_Work to be completed:_
Search the material below for the string "Choose" and extract each line that has it.

_Task material:_
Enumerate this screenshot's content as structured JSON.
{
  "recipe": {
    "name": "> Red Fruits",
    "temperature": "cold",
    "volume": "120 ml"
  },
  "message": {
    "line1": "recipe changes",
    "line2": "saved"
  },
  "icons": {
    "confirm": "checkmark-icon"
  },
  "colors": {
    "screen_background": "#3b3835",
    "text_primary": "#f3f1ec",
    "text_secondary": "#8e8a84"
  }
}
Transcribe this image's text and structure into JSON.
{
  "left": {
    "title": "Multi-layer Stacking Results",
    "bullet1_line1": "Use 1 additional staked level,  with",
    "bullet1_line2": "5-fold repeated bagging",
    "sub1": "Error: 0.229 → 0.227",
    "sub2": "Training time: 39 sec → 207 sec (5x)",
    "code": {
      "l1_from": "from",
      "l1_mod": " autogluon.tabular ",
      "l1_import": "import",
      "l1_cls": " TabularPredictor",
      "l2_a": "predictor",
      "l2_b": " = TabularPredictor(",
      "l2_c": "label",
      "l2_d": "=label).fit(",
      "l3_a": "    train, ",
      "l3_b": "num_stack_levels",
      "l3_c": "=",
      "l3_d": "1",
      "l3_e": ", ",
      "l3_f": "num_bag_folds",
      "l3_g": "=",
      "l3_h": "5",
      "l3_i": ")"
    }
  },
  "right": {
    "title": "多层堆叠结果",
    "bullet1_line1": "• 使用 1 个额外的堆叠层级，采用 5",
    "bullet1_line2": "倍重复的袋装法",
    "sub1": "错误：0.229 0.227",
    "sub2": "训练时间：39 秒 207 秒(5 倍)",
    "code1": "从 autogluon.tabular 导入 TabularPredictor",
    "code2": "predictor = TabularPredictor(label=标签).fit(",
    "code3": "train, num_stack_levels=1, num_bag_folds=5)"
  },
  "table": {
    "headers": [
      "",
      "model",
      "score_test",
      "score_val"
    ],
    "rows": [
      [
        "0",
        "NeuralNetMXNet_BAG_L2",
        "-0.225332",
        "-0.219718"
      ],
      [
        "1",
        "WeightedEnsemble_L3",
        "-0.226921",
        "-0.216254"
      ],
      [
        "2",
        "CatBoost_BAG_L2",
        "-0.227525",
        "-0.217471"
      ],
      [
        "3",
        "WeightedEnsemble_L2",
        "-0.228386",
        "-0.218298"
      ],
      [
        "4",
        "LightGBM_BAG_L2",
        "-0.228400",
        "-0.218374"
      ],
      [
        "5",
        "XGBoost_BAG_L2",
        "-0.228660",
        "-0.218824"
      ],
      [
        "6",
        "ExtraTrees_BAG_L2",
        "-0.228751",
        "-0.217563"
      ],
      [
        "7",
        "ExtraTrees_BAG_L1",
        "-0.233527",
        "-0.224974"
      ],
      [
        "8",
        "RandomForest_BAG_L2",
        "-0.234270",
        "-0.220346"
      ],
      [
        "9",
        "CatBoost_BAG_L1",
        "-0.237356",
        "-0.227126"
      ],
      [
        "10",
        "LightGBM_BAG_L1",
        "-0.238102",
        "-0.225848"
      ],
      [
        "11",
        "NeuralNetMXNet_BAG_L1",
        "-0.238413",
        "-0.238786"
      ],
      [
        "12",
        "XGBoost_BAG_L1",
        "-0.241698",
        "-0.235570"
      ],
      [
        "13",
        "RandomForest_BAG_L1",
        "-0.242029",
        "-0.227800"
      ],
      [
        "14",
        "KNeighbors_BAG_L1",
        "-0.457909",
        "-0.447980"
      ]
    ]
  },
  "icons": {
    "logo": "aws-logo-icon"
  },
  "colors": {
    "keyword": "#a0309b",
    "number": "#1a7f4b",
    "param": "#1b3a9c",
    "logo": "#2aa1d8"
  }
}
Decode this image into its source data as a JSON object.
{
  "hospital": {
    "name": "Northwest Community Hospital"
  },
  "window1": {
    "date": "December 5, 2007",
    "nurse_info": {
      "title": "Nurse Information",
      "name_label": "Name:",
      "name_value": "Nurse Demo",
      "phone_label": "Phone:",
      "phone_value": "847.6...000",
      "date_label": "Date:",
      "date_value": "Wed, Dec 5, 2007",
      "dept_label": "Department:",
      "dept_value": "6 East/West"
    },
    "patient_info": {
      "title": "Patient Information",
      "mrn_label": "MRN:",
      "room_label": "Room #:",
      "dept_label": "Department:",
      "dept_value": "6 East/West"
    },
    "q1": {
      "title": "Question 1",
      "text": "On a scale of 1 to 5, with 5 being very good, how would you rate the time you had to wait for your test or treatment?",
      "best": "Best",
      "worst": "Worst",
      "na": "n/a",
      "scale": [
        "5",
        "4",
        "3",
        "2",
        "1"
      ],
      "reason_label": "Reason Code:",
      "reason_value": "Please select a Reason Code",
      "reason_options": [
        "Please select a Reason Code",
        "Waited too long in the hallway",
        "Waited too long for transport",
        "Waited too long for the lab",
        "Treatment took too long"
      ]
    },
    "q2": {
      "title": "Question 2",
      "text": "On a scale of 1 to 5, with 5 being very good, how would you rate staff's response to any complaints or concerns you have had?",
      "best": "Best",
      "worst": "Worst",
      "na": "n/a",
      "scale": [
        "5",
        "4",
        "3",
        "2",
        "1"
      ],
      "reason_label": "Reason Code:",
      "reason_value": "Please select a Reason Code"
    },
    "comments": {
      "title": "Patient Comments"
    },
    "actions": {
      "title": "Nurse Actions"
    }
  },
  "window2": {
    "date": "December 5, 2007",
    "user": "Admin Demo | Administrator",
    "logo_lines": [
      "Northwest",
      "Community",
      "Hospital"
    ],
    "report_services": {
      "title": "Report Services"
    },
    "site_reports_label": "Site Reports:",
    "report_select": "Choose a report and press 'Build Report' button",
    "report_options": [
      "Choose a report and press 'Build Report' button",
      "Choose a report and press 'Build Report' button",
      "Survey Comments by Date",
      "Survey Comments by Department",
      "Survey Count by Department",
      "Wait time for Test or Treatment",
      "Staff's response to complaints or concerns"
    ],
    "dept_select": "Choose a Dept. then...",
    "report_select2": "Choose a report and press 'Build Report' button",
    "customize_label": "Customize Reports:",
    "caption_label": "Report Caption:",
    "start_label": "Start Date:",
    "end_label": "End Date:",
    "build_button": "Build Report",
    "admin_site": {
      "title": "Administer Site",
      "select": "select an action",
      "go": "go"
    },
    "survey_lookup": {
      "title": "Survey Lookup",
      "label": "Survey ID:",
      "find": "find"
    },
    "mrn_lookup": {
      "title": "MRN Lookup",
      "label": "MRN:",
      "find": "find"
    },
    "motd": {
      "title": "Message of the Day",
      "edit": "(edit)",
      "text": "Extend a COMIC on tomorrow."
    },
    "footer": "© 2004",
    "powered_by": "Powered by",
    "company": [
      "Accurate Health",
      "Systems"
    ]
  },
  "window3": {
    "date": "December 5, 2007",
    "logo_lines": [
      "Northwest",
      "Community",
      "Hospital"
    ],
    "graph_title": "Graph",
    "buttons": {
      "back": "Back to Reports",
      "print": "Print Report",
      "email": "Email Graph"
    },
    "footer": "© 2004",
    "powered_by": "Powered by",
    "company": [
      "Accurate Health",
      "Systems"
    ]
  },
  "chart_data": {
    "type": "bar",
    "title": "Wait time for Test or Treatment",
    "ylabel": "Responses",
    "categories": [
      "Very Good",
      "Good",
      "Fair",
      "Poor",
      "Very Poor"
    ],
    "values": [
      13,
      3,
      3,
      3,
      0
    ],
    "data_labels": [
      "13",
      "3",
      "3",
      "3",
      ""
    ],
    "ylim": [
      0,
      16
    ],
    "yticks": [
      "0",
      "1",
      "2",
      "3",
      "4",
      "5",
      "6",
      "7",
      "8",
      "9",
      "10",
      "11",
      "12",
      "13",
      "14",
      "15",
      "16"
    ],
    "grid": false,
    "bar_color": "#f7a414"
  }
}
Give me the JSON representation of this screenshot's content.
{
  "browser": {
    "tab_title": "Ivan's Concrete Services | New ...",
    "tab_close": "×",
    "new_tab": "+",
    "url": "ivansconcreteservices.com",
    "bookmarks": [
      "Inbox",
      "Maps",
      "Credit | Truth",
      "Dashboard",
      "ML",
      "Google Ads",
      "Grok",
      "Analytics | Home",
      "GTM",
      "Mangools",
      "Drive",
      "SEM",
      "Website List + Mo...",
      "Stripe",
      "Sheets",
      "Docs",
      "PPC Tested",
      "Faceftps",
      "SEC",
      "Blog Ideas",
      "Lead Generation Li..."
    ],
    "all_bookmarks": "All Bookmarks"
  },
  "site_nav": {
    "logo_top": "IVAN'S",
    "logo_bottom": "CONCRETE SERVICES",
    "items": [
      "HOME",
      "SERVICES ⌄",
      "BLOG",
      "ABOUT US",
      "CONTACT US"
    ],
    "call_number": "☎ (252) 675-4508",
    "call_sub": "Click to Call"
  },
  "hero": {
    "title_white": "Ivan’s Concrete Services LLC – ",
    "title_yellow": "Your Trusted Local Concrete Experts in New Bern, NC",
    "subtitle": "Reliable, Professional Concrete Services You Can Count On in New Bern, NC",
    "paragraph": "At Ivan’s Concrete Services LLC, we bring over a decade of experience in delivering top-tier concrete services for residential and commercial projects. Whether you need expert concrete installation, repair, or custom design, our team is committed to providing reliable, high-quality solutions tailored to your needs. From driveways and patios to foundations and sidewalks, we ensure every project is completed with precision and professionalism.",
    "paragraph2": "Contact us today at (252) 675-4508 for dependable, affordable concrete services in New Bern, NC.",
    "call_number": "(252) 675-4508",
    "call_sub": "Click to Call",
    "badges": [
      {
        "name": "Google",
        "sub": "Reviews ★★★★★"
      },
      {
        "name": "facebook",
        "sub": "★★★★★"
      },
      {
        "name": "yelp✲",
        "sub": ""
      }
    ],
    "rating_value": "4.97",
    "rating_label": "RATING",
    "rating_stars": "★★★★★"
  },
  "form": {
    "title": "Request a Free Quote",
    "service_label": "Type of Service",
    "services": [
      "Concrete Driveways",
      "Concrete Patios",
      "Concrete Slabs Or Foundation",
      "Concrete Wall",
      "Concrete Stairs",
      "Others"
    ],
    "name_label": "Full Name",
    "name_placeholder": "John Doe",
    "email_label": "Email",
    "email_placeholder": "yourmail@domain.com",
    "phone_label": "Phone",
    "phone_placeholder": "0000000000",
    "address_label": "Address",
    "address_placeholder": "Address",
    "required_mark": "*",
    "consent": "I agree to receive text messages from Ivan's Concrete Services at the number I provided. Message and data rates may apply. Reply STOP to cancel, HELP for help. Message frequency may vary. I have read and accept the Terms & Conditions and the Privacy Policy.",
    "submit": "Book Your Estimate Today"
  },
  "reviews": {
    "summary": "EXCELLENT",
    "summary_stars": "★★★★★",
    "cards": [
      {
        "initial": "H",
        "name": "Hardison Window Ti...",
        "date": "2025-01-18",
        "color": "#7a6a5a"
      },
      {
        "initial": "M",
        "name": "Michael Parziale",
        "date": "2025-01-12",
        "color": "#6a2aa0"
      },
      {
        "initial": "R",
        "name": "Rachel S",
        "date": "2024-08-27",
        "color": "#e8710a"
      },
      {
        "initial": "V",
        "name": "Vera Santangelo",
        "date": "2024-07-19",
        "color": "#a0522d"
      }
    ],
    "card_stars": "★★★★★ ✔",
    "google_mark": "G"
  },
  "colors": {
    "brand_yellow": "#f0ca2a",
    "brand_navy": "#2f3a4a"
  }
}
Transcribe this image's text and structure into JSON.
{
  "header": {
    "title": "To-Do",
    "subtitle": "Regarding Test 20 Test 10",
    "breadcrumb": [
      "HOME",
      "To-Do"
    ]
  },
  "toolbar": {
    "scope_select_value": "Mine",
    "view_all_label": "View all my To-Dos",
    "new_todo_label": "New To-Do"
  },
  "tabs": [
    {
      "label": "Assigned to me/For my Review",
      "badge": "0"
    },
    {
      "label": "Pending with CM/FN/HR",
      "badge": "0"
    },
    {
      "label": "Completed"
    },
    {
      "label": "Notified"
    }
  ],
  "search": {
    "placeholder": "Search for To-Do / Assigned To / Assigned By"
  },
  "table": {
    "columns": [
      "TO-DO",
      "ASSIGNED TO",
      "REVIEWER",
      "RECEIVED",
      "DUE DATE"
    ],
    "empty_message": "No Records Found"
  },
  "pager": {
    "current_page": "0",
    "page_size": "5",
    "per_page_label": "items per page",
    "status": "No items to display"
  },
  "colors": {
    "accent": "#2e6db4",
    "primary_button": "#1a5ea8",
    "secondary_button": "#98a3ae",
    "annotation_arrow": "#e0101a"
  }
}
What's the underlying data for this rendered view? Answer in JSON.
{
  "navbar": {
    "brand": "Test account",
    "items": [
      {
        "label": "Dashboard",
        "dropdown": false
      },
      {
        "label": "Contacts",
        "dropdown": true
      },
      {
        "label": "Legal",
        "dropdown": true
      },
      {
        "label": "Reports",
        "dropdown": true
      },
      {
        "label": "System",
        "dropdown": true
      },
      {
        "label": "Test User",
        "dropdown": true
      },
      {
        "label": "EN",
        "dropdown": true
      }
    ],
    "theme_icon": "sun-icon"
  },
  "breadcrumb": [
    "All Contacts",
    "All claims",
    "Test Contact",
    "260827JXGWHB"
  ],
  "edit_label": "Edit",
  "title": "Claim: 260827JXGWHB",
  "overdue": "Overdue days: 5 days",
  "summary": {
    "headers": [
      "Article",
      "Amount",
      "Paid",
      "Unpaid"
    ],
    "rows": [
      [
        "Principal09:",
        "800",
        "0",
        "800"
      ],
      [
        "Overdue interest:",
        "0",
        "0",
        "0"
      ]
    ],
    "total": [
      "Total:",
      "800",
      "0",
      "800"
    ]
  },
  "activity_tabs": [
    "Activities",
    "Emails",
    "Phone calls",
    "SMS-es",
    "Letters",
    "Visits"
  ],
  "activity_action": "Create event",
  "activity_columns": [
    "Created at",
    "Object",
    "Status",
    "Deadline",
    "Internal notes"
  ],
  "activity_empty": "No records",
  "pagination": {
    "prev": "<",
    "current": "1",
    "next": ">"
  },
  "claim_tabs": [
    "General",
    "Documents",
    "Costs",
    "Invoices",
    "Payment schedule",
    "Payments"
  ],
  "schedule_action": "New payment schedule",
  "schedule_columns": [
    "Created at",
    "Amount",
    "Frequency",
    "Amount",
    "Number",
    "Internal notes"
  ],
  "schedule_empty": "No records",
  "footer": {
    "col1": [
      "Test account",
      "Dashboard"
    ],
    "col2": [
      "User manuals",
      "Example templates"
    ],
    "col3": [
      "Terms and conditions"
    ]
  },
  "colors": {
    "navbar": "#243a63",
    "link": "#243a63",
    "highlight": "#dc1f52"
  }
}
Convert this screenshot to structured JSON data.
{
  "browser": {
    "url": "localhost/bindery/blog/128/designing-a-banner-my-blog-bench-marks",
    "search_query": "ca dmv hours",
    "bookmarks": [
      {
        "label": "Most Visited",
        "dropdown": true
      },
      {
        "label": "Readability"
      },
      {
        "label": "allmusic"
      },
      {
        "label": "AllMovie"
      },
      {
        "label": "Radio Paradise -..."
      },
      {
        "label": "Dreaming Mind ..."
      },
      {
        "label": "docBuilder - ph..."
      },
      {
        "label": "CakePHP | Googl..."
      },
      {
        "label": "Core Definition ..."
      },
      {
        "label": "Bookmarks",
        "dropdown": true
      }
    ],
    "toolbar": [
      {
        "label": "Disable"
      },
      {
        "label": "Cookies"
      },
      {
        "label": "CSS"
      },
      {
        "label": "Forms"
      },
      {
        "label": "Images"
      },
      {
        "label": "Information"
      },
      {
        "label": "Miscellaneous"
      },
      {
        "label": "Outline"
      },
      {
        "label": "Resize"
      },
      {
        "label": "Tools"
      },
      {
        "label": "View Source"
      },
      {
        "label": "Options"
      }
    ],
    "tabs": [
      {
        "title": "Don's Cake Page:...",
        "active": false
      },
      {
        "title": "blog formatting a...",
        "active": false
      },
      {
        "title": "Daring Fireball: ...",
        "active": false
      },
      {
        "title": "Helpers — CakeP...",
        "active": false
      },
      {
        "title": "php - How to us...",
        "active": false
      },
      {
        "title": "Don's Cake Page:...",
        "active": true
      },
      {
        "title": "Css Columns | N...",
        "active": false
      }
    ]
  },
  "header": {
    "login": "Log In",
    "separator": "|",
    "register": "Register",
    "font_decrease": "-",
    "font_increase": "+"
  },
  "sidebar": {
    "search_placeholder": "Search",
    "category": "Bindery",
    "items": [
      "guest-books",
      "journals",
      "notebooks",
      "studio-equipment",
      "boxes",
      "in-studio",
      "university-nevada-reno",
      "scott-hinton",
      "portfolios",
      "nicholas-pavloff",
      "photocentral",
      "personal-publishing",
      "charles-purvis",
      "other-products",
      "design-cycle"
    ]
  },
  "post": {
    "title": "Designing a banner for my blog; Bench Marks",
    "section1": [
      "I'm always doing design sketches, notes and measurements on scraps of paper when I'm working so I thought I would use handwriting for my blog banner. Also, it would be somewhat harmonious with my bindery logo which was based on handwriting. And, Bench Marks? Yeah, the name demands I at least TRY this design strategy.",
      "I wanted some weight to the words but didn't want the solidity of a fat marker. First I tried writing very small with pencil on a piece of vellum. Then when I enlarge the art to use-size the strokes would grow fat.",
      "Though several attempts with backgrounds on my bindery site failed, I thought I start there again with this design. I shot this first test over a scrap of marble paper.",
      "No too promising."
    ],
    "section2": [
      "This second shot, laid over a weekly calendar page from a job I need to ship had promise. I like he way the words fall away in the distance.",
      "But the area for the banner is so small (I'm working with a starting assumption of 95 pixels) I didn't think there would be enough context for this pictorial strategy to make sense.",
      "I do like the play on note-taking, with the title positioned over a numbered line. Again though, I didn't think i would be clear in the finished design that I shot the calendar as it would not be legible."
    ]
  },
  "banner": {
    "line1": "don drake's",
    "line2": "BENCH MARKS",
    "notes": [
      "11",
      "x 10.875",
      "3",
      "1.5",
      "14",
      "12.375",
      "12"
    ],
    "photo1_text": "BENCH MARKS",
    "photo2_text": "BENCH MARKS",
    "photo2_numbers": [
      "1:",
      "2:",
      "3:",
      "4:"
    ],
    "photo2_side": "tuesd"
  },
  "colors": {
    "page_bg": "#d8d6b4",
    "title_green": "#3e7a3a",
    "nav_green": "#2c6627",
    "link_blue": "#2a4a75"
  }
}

_Task answer:_
    "report_select": "Choose a report and press 'Build Report' button",
      "Choose a report and press 'Build Report' button",
      "Choose a report and press 'Build Report' button",
    "dept_select": "Choose a Dept. then...",
    "report_select2": "Choose a report and press 'Build Report' button",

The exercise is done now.